● The task: Write the data out again exactly, with no pictures.

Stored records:

<<<<

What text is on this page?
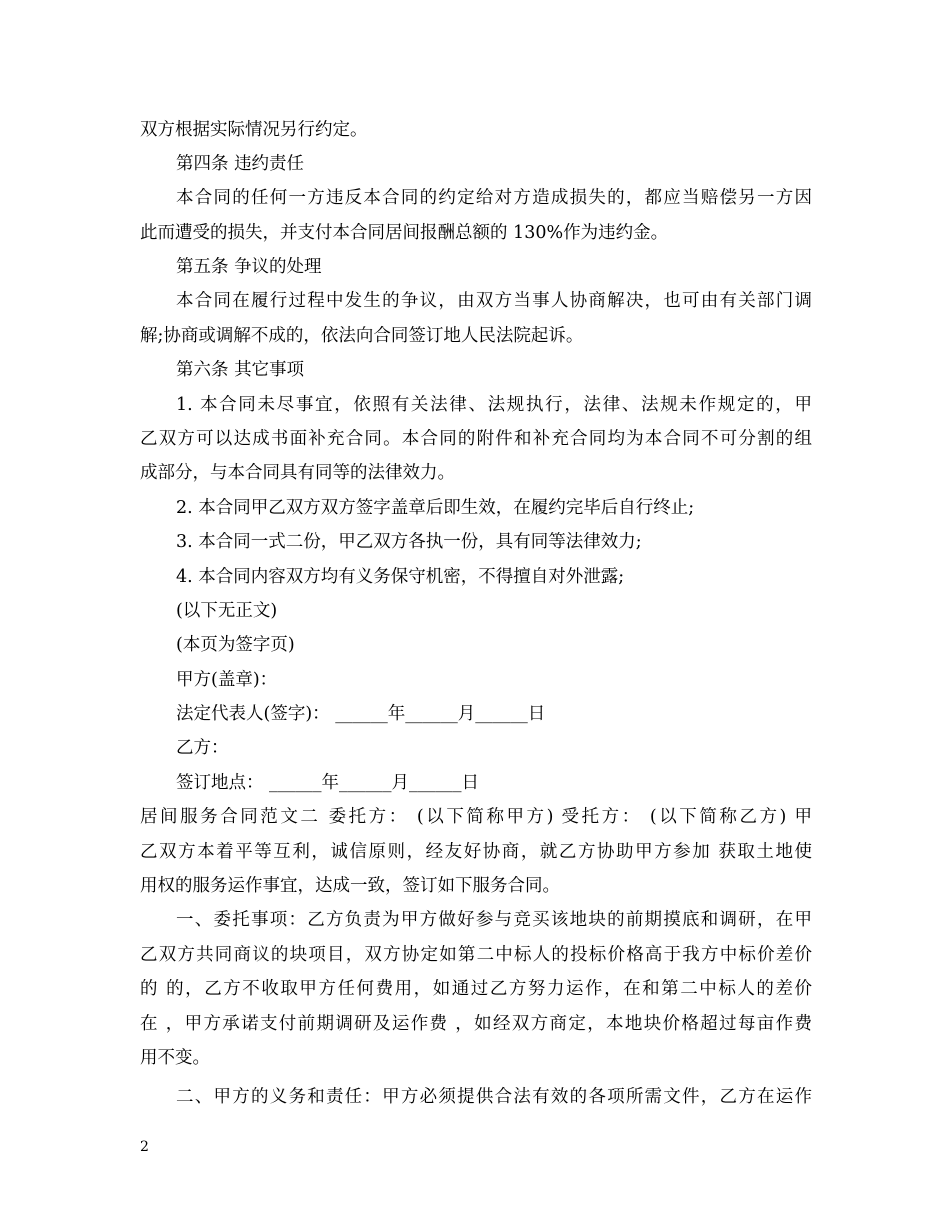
双方根据实际情况另行约定。
第四条 违约责任
本合同的任何一方违反本合同的约定给对方造成损失的，都应当赔偿另一方因
此而遭受的损失，并支付本合同居间报酬总额的 130%作为违约金。
第五条 争议的处理
本合同在履行过程中发生的争议，由双方当事人协商解决，也可由有关部门调
解;协商或调解不成的，依法向合同签订地人民法院起诉。
第六条 其它事项
1. 本合同未尽事宜，依照有关法律、法规执行，法律、法规未作规定的，甲
乙双方可以达成书面补充合同。本合同的附件和补充合同均为本合同不可分割的组
成部分，与本合同具有同等的法律效力。
2. 本合同甲乙双方双方签字盖章后即生效，在履约完毕后自行终止;
3. 本合同一式二份，甲乙双方各执一份，具有同等法律效力;
4. 本合同内容双方均有义务保守机密，不得擅自对外泄露;
(以下无正文)
(本页为签字页)
甲方(盖章)：
法定代表人(签字)： ______年______月______日
乙方：
签订地点： ______年______月______日
居间服务合同范文二 委托方： (以下简称甲方) 受托方： (以下简称乙方) 甲
乙双方本着平等互利，诚信原则，经友好协商，就乙方协助甲方参加 获取土地使
用权的服务运作事宜，达成一致，签订如下服务合同。
一、委托事项：乙方负责为甲方做好参与竞买该地块的前期摸底和调研，在甲
乙双方共同商议的块项目，双方协定如第二中标人的投标价格高于我方中标价差价
的 的，乙方不收取甲方任何费用，如通过乙方努力运作，在和第二中标人的差价
在 ，甲方承诺支付前期调研及运作费 ，如经双方商定，本地块价格超过每亩作费
用不变。
二、甲方的义务和责任：甲方必须提供合法有效的各项所需文件，乙方在运作
2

>>>>

● Expected answer:
What text is on this page?
双方根据实际情况另行约定。
第四条 违约责任
本合同的任何一方违反本合同的约定给对方造成损失的，都应当赔偿另一方因
此而遭受的损失，并支付本合同居间报酬总额的 130%作为违约金。
第五条 争议的处理
本合同在履行过程中发生的争议，由双方当事人协商解决，也可由有关部门调
解;协商或调解不成的，依法向合同签订地人民法院起诉。
第六条 其它事项
1. 本合同未尽事宜，依照有关法律、法规执行，法律、法规未作规定的，甲
乙双方可以达成书面补充合同。本合同的附件和补充合同均为本合同不可分割的组
成部分，与本合同具有同等的法律效力。
2. 本合同甲乙双方双方签字盖章后即生效，在履约完毕后自行终止;
3. 本合同一式二份，甲乙双方各执一份，具有同等法律效力;
4. 本合同内容双方均有义务保守机密，不得擅自对外泄露;
(以下无正文)
(本页为签字页)
甲方(盖章)：
法定代表人(签字)： ______年______月______日
乙方：
签订地点： ______年______月______日
居间服务合同范文二 委托方： (以下简称甲方) 受托方： (以下简称乙方) 甲
乙双方本着平等互利，诚信原则，经友好协商，就乙方协助甲方参加 获取土地使
用权的服务运作事宜，达成一致，签订如下服务合同。
一、委托事项：乙方负责为甲方做好参与竞买该地块的前期摸底和调研，在甲
乙双方共同商议的块项目，双方协定如第二中标人的投标价格高于我方中标价差价
的 的，乙方不收取甲方任何费用，如通过乙方努力运作，在和第二中标人的差价
在 ，甲方承诺支付前期调研及运作费 ，如经双方商定，本地块价格超过每亩作费
用不变。
二、甲方的义务和责任：甲方必须提供合法有效的各项所需文件，乙方在运作
2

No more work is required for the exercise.